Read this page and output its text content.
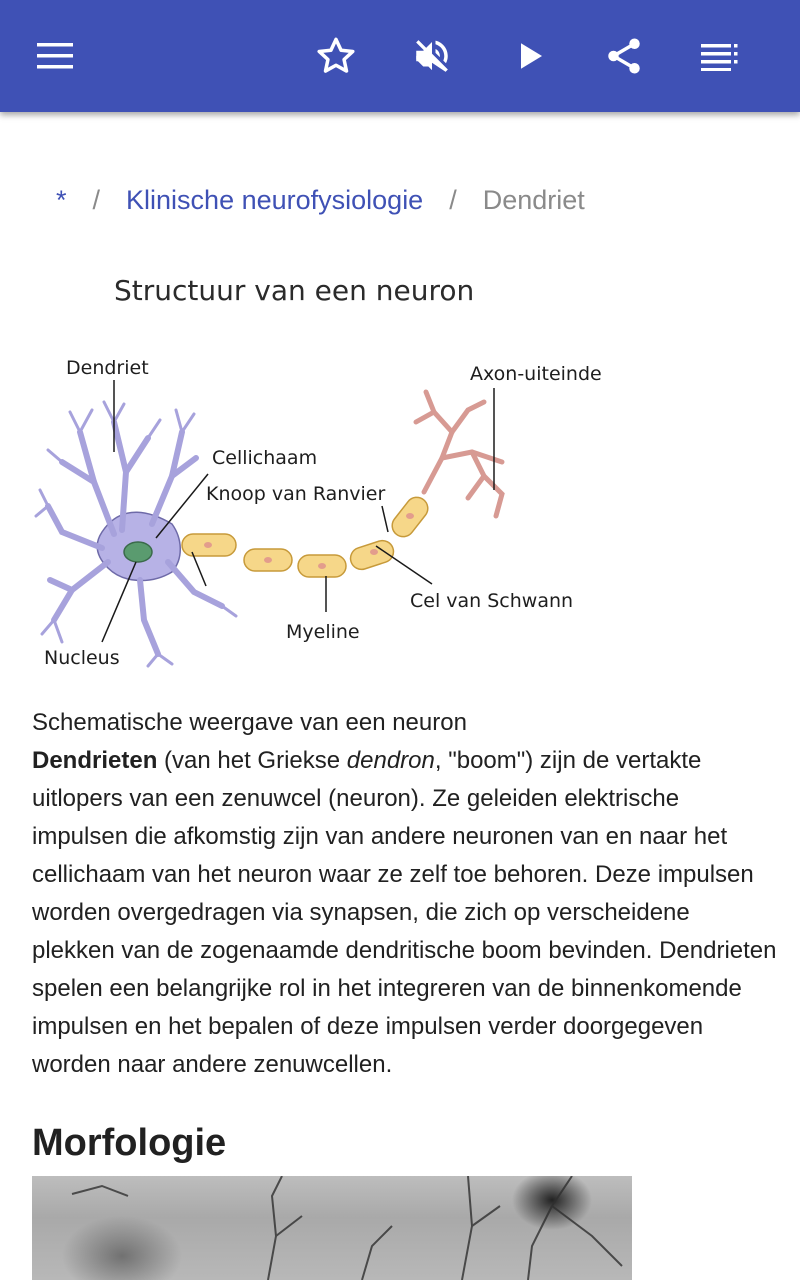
* / Klinische neurofysiologie / Dendriet
Structuur van een neuron
Dendriet	Axon-uiteinde
Cellichaam
Knoop van Ranvier
Cel van Schwann
Myeline
Nucleus

Schematische weergave van een neuron

Dendrieten (van het Griekse dendron, "boom") zijn de vertakte uitlopers van een zenuwcel (neuron). Ze geleiden elektrische impulsen die afkomstig zijn van andere neuronen van en naar het cellichaam van het neuron waar ze zelf toe behoren. Deze impulsen worden overgedragen via synapsen, die zich op verscheidene plekken van de zogenaamde dendritische boom bevinden. Dendrieten spelen een belangrijke rol in het integreren van de binnenkomende impulsen en het bepalen of deze impulsen verder doorgegeven worden naar andere zenuwcellen.

Morfologie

WHAT YOU HAVE TO DO:
Pictures are excluded; copy every other part of the records exactly.

WRITTEN RESPONSE:
Read this page and output its text content.
* / Klinische neurofysiologie / Dendriet
Structuur van een neuron
Dendriet	Axon-uiteinde
Cellichaam
Knoop van Ranvier
Cel van Schwann
Myeline
Nucleus

Schematische weergave van een neuron

Dendrieten (van het Griekse dendron, "boom") zijn de vertakte uitlopers van een zenuwcel (neuron). Ze geleiden elektrische impulsen die afkomstig zijn van andere neuronen van en naar het cellichaam van het neuron waar ze zelf toe behoren. Deze impulsen worden overgedragen via synapsen, die zich op verscheidene plekken van de zogenaamde dendritische boom bevinden. Dendrieten spelen een belangrijke rol in het integreren van de binnenkomende impulsen en het bepalen of deze impulsen verder doorgegeven worden naar andere zenuwcellen.

Morfologie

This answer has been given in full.